*Instructions for the task*: Please edit the passage of the Docker Swarm page below from "I think it is" to "using ping windows-ip.", replacing "VBox" with "VirtualBox", and return that passage.

Add a VM running Ubuntu as a worker node in Docker Swarm - docker

I'm trying to create swarm consisting of 2 nodes, using docker-machine, it is easy to provision a VM and add it as a node, but I want to create a swarm using a ubuntu VM machine and Windows docker as manager without using docker-machine.
Running
docker swarm init
in Windows (Host Machine) gives me a token to add a worker. I have Ubuntu running in VirtualBox, Docker is also installed in the VM and I'm able to ssh into it and run commands but whenever I try to add this Ubuntu Machine as a worker node by using the token generated from Windows Machine, it says
Error response from daemon: Timeout was reached before node joined. The attempt to join the swarm will continue in the background. Use the "docker info" command to see the current swarm status of your node.
I think it is related to port forwarding. I'm forwarding my VM port 22 to 127.0.0.1:22 in VBox for connecting via SSH. But I tried several combinations of forwarding. Still the VM is not able to join as a node in the swarm that I created in Windows.
Any guidance will be of great value.

Check if you have connectivity from your Ubuntu to your Windows machine. First, ssh to your Ubuntu and check:
Windows is addressable, for example using ping windows-ip.

*Given data*:
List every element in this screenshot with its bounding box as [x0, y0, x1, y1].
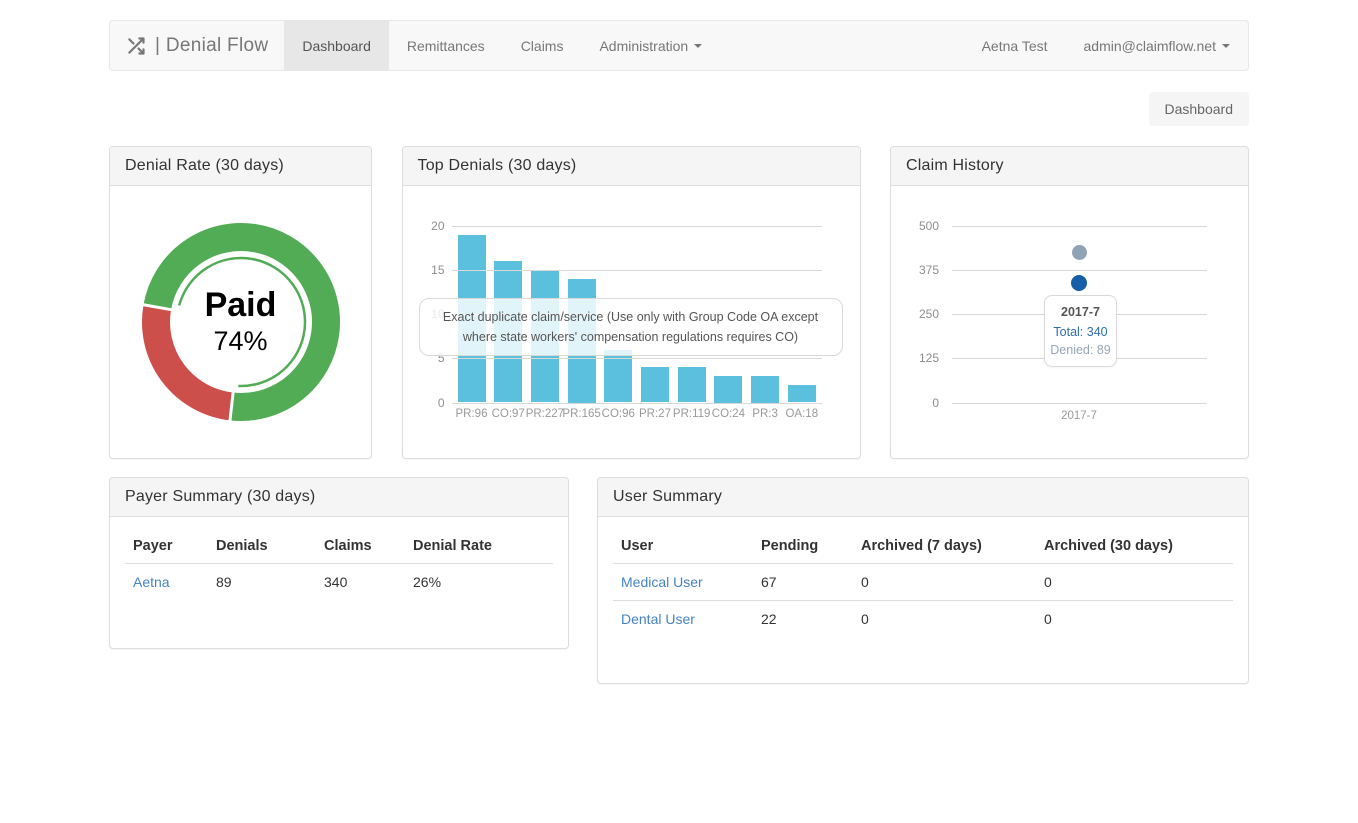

*Answer to this exercise*:
I think it is related to port forwarding. I'm forwarding my VM port 22 to 127.0.0.1:22 in VirtualBox for connecting via SSH. But I tried several combinations of forwarding. Still the VM is not able to join as a node in the swarm that I created in Windows.
Any guidance will be of great value.

Check if you have connectivity from your Ubuntu to your Windows machine. First, ssh to your Ubuntu and check:
Windows is addressable, for example using ping windows-ip.